══ DATA LINES

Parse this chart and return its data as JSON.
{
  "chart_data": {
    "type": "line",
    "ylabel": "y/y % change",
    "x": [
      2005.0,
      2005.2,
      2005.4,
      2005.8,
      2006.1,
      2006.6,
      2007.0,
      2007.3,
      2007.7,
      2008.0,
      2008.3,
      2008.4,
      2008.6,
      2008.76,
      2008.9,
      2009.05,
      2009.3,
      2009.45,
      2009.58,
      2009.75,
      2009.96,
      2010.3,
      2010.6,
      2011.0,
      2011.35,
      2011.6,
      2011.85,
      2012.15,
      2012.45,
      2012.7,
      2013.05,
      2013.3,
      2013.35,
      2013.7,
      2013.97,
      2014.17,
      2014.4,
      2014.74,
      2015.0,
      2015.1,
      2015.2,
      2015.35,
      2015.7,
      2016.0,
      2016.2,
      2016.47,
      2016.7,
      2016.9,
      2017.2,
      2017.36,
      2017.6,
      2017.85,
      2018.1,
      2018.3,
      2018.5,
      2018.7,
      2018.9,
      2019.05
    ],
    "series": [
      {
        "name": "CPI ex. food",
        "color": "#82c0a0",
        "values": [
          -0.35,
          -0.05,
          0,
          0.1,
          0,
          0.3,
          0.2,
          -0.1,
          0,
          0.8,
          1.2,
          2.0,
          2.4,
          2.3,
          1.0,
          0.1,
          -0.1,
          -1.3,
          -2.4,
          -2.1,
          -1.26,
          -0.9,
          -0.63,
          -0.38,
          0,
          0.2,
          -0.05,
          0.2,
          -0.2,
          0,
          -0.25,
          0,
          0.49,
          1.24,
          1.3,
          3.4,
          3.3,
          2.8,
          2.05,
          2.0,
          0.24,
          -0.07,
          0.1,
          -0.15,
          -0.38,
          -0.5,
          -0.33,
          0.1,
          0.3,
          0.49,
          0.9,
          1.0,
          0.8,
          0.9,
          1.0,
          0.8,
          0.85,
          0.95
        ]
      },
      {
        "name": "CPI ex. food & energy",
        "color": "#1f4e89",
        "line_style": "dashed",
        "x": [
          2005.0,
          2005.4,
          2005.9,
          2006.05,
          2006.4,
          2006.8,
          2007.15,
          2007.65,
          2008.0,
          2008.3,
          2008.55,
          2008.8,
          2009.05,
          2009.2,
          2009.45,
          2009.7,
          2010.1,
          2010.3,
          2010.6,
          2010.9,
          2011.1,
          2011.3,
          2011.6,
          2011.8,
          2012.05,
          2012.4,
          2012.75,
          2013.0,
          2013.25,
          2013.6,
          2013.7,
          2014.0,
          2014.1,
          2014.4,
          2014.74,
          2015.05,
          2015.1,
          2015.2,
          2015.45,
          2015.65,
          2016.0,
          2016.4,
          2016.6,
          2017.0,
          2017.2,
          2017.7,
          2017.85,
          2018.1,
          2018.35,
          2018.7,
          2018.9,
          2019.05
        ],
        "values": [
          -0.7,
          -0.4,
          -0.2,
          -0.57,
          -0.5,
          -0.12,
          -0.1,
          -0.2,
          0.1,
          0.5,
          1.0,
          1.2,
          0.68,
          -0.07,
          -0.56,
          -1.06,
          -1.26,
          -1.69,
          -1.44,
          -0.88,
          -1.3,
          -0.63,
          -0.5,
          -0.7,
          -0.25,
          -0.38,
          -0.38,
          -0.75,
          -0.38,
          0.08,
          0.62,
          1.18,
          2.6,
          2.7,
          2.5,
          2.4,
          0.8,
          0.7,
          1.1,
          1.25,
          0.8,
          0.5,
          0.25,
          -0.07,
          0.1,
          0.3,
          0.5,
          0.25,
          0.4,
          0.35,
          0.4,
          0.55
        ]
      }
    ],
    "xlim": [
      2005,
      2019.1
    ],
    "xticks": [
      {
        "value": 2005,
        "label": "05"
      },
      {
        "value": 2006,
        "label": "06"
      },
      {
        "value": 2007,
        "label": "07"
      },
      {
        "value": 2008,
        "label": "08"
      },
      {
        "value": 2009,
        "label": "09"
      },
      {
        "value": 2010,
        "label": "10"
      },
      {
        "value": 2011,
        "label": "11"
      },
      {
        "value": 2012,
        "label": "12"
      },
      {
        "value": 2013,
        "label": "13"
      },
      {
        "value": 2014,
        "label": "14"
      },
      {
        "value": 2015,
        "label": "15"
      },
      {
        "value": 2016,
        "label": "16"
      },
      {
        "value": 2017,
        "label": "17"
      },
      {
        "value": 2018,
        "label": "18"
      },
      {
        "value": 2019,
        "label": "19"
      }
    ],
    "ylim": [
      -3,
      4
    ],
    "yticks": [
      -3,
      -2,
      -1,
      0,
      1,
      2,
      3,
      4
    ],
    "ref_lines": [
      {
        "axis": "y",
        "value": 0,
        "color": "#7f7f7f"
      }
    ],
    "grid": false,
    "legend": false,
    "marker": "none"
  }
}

════

* [YOUR GOAL] Copy every line of the material, please, keeping it exactly the same.

* [COMPLETED EXERCISE]
Parse this chart and return its data as JSON.
{
  "chart_data": {
    "type": "line",
    "ylabel": "y/y % change",
    "x": [
      2005.0,
      2005.2,
      2005.4,
      2005.8,
      2006.1,
      2006.6,
      2007.0,
      2007.3,
      2007.7,
      2008.0,
      2008.3,
      2008.4,
      2008.6,
      2008.76,
      2008.9,
      2009.05,
      2009.3,
      2009.45,
      2009.58,
      2009.75,
      2009.96,
      2010.3,
      2010.6,
      2011.0,
      2011.35,
      2011.6,
      2011.85,
      2012.15,
      2012.45,
      2012.7,
      2013.05,
      2013.3,
      2013.35,
      2013.7,
      2013.97,
      2014.17,
      2014.4,
      2014.74,
      2015.0,
      2015.1,
      2015.2,
      2015.35,
      2015.7,
      2016.0,
      2016.2,
      2016.47,
      2016.7,
      2016.9,
      2017.2,
      2017.36,
      2017.6,
      2017.85,
      2018.1,
      2018.3,
      2018.5,
      2018.7,
      2018.9,
      2019.05
    ],
    "series": [
      {
        "name": "CPI ex. food",
        "color": "#82c0a0",
        "values": [
          -0.35,
          -0.05,
          0,
          0.1,
          0,
          0.3,
          0.2,
          -0.1,
          0,
          0.8,
          1.2,
          2.0,
          2.4,
          2.3,
          1.0,
          0.1,
          -0.1,
          -1.3,
          -2.4,
          -2.1,
          -1.26,
          -0.9,
          -0.63,
          -0.38,
          0,
          0.2,
          -0.05,
          0.2,
          -0.2,
          0,
          -0.25,
          0,
          0.49,
          1.24,
          1.3,
          3.4,
          3.3,
          2.8,
          2.05,
          2.0,
          0.24,
          -0.07,
          0.1,
          -0.15,
          -0.38,
          -0.5,
          -0.33,
          0.1,
          0.3,
          0.49,
          0.9,
          1.0,
          0.8,
          0.9,
          1.0,
          0.8,
          0.85,
          0.95
        ]
      },
      {
        "name": "CPI ex. food & energy",
        "color": "#1f4e89",
        "line_style": "dashed",
        "x": [
          2005.0,
          2005.4,
          2005.9,
          2006.05,
          2006.4,
          2006.8,
          2007.15,
          2007.65,
          2008.0,
          2008.3,
          2008.55,
          2008.8,
          2009.05,
          2009.2,
          2009.45,
          2009.7,
          2010.1,
          2010.3,
          2010.6,
          2010.9,
          2011.1,
          2011.3,
          2011.6,
          2011.8,
          2012.05,
          2012.4,
          2012.75,
          2013.0,
          2013.25,
          2013.6,
          2013.7,
          2014.0,
          2014.1,
          2014.4,
          2014.74,
          2015.05,
          2015.1,
          2015.2,
          2015.45,
          2015.65,
          2016.0,
          2016.4,
          2016.6,
          2017.0,
          2017.2,
          2017.7,
          2017.85,
          2018.1,
          2018.35,
          2018.7,
          2018.9,
          2019.05
        ],
        "values": [
          -0.7,
          -0.4,
          -0.2,
          -0.57,
          -0.5,
          -0.12,
          -0.1,
          -0.2,
          0.1,
          0.5,
          1.0,
          1.2,
          0.68,
          -0.07,
          -0.56,
          -1.06,
          -1.26,
          -1.69,
          -1.44,
          -0.88,
          -1.3,
          -0.63,
          -0.5,
          -0.7,
          -0.25,
          -0.38,
          -0.38,
          -0.75,
          -0.38,
          0.08,
          0.62,
          1.18,
          2.6,
          2.7,
          2.5,
          2.4,
          0.8,
          0.7,
          1.1,
          1.25,
          0.8,
          0.5,
          0.25,
          -0.07,
          0.1,
          0.3,
          0.5,
          0.25,
          0.4,
          0.35,
          0.4,
          0.55
        ]
      }
    ],
    "xlim": [
      2005,
      2019.1
    ],
    "xticks": [
      {
        "value": 2005,
        "label": "05"
      },
      {
        "value": 2006,
        "label": "06"
      },
      {
        "value": 2007,
        "label": "07"
      },
      {
        "value": 2008,
        "label": "08"
      },
      {
        "value": 2009,
        "label": "09"
      },
      {
        "value": 2010,
        "label": "10"
      },
      {
        "value": 2011,
        "label": "11"
      },
      {
        "value": 2012,
        "label": "12"
      },
      {
        "value": 2013,
        "label": "13"
      },
      {
        "value": 2014,
        "label": "14"
      },
      {
        "value": 2015,
        "label": "15"
      },
      {
        "value": 2016,
        "label": "16"
      },
      {
        "value": 2017,
        "label": "17"
      },
      {
        "value": 2018,
        "label": "18"
      },
      {
        "value": 2019,
        "label": "19"
      }
    ],
    "ylim": [
      -3,
      4
    ],
    "yticks": [
      -3,
      -2,
      -1,
      0,
      1,
      2,
      3,
      4
    ],
    "ref_lines": [
      {
        "axis": "y",
        "value": 0,
        "color": "#7f7f7f"
      }
    ],
    "grid": false,
    "legend": false,
    "marker": "none"
  }
}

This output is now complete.